#### Aim of the task
Check each line of the records for "Normalized"; collect those that have it.

#### Records from a data source
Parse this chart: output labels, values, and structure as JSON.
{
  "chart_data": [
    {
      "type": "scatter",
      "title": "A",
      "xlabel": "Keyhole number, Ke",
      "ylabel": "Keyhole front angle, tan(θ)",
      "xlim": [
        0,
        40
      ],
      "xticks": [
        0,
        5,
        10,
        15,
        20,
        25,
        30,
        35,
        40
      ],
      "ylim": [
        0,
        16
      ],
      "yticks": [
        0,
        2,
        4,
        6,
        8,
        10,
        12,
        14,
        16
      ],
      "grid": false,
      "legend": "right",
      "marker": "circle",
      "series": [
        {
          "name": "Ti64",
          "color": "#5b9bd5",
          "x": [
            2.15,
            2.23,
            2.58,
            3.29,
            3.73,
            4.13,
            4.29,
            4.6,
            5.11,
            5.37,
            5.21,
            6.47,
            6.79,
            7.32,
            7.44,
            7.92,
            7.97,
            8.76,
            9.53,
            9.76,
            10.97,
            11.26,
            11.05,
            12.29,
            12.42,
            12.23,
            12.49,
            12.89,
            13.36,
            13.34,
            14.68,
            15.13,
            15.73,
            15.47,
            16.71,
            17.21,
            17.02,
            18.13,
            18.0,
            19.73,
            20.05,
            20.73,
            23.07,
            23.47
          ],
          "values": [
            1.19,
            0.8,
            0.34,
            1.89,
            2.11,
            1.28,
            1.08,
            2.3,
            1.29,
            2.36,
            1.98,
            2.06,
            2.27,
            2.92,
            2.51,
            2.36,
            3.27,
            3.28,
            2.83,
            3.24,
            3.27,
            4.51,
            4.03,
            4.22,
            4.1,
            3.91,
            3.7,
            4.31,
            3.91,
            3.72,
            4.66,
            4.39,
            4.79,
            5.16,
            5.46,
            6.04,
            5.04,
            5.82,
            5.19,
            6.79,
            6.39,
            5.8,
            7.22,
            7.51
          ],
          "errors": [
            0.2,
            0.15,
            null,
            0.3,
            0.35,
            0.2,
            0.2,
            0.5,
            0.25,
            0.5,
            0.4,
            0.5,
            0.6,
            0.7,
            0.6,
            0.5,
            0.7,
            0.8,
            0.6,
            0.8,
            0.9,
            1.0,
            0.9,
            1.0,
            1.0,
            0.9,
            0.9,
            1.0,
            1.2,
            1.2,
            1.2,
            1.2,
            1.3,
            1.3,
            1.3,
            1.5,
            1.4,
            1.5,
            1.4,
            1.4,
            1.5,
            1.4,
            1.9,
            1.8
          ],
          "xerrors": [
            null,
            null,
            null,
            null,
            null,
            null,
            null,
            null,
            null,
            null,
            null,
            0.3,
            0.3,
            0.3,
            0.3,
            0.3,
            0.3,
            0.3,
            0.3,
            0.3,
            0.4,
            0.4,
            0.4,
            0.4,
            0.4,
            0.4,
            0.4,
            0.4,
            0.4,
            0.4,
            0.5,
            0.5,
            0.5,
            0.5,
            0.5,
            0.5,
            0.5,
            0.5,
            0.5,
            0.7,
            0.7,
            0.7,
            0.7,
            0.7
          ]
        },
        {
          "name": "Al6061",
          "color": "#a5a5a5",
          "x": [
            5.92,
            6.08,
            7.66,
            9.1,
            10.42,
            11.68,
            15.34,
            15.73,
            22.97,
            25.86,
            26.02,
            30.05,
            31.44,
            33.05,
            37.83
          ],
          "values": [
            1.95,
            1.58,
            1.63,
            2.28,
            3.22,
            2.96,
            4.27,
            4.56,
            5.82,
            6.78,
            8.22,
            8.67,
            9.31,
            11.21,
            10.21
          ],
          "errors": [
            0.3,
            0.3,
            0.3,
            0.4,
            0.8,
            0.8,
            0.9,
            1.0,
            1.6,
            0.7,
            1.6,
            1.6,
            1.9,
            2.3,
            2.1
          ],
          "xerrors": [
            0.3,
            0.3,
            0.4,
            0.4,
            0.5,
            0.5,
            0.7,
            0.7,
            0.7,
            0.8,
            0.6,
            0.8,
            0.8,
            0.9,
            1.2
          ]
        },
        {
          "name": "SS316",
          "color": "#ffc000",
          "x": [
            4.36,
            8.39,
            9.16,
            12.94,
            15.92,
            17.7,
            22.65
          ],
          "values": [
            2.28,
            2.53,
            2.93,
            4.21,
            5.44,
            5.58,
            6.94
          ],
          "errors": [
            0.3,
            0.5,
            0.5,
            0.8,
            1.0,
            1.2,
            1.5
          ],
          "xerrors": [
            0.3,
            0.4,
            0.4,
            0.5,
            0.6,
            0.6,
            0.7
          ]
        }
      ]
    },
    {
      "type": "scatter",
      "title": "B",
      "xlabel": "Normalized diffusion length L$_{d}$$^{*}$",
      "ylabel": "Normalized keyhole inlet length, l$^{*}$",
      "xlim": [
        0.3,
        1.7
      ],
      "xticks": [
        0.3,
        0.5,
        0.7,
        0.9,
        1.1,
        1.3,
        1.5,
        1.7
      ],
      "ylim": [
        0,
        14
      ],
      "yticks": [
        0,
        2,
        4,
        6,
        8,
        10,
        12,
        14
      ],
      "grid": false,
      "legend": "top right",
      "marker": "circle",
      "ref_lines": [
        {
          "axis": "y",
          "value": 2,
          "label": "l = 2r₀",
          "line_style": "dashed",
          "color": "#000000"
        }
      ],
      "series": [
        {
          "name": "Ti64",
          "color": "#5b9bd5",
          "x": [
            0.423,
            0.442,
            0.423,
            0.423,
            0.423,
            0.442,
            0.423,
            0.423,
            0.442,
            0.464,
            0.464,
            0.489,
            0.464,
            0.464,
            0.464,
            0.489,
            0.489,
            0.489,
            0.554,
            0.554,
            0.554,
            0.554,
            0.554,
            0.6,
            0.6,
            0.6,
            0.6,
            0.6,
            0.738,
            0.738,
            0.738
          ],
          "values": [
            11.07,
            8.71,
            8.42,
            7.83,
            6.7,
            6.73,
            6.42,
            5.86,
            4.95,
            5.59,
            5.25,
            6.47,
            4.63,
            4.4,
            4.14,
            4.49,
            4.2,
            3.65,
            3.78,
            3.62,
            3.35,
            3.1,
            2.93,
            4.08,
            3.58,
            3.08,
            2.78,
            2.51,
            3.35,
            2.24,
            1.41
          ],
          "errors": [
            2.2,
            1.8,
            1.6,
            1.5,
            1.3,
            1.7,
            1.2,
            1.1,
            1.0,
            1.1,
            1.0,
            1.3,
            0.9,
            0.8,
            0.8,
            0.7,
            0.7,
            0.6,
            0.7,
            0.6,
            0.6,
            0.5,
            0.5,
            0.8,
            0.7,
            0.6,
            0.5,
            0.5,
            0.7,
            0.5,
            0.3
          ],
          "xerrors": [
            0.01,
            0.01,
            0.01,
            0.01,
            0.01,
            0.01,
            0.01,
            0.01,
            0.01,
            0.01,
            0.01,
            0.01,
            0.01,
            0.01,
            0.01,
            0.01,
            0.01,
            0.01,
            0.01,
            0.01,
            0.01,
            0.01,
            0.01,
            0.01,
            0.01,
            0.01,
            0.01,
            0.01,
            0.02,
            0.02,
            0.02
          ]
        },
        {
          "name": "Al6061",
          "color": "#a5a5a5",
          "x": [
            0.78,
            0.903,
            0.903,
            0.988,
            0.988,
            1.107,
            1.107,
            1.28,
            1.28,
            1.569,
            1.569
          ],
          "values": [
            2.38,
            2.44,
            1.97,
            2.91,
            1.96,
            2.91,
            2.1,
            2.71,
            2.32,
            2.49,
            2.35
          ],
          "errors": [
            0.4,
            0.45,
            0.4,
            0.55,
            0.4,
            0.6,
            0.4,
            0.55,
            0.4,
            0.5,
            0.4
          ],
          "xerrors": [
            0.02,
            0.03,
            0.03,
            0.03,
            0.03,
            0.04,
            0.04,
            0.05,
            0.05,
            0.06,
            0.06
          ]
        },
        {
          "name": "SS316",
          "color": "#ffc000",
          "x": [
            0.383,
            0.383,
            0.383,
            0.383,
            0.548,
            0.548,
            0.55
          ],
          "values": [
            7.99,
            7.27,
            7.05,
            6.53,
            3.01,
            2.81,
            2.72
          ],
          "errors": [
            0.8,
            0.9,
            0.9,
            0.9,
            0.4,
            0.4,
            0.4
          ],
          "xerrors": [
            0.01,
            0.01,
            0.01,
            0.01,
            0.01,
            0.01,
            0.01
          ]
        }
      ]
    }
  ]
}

#### Answer for this exercise
      "xlabel": "Normalized diffusion length L$_{d}$$^{*}$",
      "ylabel": "Normalized keyhole inlet length, l$^{*}$",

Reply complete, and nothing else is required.